Extract, from the listing that follows, each line containing the word "highlighted".

(Dataset excerpts)
— START —

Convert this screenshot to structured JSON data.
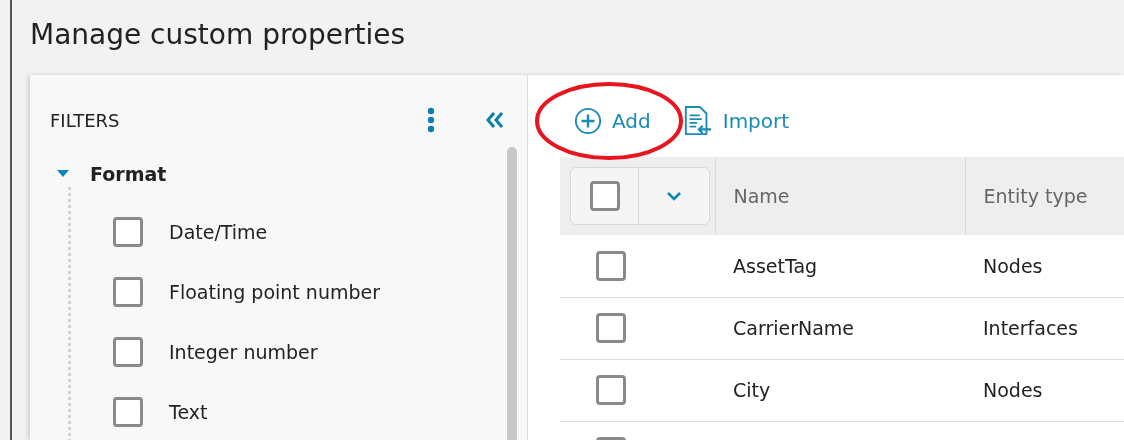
{
  "window": {
    "title": "Manage custom properties"
  },
  "filters": {
    "title": "FILTERS",
    "groups": [
      {
        "label": "Format",
        "expanded": true,
        "children": [
          {
            "label": "Date/Time",
            "checked": false
          },
          {
            "label": "Floating point number",
            "checked": false
          },
          {
            "label": "Integer number",
            "checked": false
          },
          {
            "label": "Text",
            "checked": false
          }
        ]
      }
    ]
  },
  "toolbar": [
    {
      "kind": "add",
      "label": "Add",
      "highlighted": true
    },
    {
      "kind": "import",
      "label": "Import",
      "highlighted": false
    }
  ],
  "table": {
    "select_all": {
      "checked": false
    },
    "columns": [
      "Name",
      "Entity type"
    ],
    "rows": [
      {
        "checked": false,
        "cells": [
          "AssetTag",
          "Nodes"
        ]
      },
      {
        "checked": false,
        "cells": [
          "CarrierName",
          "Interfaces"
        ]
      },
      {
        "checked": false,
        "cells": [
          "City",
          "Nodes"
        ]
      },
      {
        "checked": false,
        "cells": []
      }
    ]
  }
}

— END —

- [Response below]:
      "highlighted": true
      "highlighted": false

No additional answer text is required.